▶ _WHAT YOU NEED TO DO_
Report every line of the records below that includes the string "möge".

▶ _RECORDS SUPPLIED_
BEGIN

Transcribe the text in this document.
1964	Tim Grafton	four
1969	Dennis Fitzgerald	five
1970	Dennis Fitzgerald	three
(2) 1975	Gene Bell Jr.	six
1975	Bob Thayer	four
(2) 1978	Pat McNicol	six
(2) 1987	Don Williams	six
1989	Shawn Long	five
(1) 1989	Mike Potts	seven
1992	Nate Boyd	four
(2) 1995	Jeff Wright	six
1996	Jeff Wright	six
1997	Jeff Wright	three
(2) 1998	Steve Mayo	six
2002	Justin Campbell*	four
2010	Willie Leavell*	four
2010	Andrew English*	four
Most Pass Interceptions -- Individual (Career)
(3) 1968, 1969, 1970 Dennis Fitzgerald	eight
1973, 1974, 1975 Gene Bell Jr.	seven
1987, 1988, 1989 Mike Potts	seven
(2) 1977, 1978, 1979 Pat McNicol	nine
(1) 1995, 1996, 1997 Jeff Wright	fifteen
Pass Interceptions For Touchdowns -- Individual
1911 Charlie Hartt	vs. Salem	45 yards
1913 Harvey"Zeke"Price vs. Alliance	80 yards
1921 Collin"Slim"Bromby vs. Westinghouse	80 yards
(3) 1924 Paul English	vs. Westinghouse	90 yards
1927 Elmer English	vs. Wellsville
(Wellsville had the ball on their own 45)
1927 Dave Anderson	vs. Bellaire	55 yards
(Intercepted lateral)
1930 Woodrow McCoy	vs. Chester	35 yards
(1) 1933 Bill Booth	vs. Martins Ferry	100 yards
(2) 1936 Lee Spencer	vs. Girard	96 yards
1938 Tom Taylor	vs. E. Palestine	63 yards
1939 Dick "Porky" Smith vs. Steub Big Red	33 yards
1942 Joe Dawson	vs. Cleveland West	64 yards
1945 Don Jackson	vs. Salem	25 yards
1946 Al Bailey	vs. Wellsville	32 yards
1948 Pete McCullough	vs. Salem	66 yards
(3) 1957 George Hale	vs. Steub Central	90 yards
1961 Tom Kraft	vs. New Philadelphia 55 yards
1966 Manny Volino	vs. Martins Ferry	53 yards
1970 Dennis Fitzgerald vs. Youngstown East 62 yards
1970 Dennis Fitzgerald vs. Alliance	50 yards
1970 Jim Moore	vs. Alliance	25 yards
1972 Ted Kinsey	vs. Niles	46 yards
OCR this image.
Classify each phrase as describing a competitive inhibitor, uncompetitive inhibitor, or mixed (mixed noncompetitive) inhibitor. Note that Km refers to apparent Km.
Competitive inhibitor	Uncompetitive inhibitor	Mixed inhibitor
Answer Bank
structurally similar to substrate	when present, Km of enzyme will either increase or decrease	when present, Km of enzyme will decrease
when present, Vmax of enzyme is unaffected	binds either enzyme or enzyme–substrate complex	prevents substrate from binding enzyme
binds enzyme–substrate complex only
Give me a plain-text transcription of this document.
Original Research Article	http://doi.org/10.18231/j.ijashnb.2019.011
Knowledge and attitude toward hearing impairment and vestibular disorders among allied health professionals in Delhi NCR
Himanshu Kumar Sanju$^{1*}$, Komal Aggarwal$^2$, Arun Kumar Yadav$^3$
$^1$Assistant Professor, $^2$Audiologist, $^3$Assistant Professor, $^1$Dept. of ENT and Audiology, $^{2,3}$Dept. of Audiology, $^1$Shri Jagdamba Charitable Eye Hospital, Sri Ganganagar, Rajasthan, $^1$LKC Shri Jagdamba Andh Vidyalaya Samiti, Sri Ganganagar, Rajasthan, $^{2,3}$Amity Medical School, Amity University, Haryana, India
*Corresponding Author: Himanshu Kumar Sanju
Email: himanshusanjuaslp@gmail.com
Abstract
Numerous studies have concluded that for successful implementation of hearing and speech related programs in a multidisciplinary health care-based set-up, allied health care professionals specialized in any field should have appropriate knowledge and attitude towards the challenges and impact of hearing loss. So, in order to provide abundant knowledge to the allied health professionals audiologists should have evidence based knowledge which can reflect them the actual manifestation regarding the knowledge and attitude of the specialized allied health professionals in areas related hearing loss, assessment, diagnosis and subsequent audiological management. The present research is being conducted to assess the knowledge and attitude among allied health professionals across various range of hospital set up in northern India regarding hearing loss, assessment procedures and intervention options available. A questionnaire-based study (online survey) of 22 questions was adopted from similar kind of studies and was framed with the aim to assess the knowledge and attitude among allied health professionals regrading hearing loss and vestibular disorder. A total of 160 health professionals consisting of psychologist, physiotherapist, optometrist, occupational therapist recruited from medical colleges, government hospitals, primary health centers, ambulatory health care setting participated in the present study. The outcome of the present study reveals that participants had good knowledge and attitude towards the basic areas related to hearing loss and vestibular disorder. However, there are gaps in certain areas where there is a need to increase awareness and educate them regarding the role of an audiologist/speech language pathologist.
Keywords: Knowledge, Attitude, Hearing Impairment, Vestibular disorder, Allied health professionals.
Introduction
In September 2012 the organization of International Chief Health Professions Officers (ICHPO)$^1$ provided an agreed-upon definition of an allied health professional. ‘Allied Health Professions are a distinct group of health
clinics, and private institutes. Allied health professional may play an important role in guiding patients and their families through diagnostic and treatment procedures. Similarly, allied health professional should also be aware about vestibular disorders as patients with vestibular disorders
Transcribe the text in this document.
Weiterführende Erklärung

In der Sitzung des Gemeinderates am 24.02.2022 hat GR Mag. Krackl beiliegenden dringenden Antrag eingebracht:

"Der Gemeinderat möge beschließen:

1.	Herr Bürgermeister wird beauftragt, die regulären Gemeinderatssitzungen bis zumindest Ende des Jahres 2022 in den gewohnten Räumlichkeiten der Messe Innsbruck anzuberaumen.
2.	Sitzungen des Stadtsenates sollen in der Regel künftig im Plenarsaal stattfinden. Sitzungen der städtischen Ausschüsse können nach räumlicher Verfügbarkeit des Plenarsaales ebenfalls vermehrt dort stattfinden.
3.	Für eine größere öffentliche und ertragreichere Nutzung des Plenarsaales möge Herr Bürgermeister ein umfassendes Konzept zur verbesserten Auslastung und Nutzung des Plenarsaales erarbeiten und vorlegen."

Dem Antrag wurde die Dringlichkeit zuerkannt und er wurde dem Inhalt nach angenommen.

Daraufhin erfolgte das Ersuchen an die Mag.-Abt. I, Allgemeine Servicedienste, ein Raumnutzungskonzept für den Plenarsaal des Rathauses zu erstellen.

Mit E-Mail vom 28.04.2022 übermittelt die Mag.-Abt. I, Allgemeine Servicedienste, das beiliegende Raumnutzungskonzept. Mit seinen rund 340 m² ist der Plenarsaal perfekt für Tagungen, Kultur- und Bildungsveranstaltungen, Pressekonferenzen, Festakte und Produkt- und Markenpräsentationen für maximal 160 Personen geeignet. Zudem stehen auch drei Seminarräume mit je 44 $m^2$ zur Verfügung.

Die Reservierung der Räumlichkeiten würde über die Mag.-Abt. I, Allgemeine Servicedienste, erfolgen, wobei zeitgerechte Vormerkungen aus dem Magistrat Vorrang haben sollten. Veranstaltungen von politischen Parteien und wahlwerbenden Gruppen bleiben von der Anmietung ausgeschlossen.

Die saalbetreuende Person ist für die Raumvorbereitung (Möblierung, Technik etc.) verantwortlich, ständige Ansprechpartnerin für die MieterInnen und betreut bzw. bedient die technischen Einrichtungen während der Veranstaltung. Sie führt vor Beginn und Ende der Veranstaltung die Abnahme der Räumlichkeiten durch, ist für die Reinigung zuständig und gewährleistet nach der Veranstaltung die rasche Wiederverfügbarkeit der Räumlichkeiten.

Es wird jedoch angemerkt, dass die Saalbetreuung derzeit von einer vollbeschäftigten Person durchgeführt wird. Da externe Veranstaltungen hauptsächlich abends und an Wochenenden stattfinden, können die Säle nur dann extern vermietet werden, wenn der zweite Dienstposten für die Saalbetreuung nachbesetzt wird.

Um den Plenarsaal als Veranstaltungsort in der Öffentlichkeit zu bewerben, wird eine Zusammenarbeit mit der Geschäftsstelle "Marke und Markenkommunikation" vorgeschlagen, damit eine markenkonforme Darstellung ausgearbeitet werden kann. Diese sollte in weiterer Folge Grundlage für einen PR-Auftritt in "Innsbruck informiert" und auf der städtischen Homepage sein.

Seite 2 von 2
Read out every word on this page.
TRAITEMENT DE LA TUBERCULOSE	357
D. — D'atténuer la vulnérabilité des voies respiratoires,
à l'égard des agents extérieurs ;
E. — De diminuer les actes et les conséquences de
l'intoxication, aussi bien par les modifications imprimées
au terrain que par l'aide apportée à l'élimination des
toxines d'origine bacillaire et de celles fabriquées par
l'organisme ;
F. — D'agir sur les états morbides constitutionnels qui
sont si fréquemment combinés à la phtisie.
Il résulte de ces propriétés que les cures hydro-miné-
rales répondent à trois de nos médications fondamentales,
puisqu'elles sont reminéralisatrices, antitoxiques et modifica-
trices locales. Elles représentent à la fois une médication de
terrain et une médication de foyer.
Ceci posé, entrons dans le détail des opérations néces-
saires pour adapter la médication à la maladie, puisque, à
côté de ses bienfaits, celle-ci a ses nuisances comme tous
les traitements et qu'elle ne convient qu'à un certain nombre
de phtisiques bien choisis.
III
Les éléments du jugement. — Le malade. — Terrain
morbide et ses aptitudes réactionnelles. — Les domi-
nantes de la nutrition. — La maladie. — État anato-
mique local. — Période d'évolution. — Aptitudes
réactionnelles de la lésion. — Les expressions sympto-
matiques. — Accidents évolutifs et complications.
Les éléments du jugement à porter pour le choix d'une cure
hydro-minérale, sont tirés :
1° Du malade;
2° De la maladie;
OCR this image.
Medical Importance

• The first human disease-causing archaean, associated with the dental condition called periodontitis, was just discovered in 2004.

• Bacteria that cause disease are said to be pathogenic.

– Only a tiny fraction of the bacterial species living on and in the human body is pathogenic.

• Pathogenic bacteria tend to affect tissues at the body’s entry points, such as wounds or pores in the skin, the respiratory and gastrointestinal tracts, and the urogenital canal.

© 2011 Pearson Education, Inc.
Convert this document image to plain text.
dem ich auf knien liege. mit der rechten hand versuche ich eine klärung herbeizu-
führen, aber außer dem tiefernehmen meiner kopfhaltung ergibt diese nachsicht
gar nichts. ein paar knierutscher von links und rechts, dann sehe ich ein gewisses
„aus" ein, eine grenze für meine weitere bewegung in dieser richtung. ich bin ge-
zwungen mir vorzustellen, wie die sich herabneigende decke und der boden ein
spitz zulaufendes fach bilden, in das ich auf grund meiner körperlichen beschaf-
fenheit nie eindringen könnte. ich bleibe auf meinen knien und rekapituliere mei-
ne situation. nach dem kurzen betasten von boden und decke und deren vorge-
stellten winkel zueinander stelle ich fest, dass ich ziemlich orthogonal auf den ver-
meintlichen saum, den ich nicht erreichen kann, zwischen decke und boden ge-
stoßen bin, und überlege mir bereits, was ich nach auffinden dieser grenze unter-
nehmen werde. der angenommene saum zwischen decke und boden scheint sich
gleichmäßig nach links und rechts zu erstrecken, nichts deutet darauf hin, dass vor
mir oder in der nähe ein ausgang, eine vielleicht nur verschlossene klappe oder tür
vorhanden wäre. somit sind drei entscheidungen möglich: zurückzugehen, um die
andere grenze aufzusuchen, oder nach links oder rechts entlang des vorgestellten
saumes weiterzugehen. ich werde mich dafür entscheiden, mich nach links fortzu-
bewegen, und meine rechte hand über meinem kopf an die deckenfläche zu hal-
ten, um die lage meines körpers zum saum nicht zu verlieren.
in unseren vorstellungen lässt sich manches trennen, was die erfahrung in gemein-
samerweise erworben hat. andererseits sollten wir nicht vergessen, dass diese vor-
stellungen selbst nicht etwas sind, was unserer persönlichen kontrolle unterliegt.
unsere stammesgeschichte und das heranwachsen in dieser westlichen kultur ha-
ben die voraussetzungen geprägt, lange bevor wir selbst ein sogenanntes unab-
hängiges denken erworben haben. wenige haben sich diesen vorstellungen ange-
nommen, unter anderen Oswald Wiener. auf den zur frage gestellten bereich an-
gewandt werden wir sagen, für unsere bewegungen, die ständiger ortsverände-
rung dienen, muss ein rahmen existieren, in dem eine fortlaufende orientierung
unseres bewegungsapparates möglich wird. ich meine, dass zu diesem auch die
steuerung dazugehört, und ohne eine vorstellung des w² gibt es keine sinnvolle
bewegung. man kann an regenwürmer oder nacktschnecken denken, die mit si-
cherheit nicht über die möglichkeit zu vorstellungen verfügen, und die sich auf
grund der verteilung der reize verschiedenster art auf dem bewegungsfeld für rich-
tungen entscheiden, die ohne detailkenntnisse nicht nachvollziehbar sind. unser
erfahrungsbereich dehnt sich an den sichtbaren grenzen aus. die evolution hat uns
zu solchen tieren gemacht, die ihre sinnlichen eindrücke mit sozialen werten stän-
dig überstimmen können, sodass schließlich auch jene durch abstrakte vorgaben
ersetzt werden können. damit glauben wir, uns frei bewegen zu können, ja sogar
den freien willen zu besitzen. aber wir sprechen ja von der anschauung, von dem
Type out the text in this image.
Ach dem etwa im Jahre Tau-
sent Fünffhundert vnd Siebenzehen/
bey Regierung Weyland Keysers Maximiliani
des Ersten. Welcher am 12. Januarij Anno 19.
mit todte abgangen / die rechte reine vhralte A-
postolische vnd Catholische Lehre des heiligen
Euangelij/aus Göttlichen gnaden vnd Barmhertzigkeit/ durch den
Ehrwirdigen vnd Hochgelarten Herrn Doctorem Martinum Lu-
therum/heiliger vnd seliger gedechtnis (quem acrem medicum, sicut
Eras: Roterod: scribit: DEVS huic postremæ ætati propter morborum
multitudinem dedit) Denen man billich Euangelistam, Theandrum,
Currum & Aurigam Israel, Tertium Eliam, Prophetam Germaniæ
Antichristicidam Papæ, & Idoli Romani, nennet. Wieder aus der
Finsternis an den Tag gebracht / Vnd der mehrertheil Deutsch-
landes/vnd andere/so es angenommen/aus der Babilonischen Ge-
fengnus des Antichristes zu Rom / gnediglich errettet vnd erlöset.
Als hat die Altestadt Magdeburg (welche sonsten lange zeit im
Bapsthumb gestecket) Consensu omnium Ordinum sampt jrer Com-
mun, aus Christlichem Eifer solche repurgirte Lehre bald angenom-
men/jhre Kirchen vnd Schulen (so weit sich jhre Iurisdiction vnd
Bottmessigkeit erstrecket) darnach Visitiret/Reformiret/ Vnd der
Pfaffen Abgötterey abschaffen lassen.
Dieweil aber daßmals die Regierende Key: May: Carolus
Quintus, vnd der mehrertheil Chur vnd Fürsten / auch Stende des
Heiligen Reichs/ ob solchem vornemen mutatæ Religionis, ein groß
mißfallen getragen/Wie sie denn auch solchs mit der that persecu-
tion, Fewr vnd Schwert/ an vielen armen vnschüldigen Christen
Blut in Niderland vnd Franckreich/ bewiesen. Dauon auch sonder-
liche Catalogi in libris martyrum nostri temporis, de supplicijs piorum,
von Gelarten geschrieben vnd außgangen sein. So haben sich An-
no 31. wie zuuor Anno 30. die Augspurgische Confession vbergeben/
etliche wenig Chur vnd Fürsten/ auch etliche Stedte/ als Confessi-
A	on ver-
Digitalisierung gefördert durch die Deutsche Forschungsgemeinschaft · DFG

END

▶ _EXERCISE RESPONSE_
"Der Gemeinderat möge beschließen:
3.	Für eine größere öffentliche und ertragreichere Nutzung des Plenarsaales möge Herr Bürgermeister ein umfassendes Konzept zur verbesserten Auslastung und Nutzung des Plenarsaales erarbeiten und vorlegen."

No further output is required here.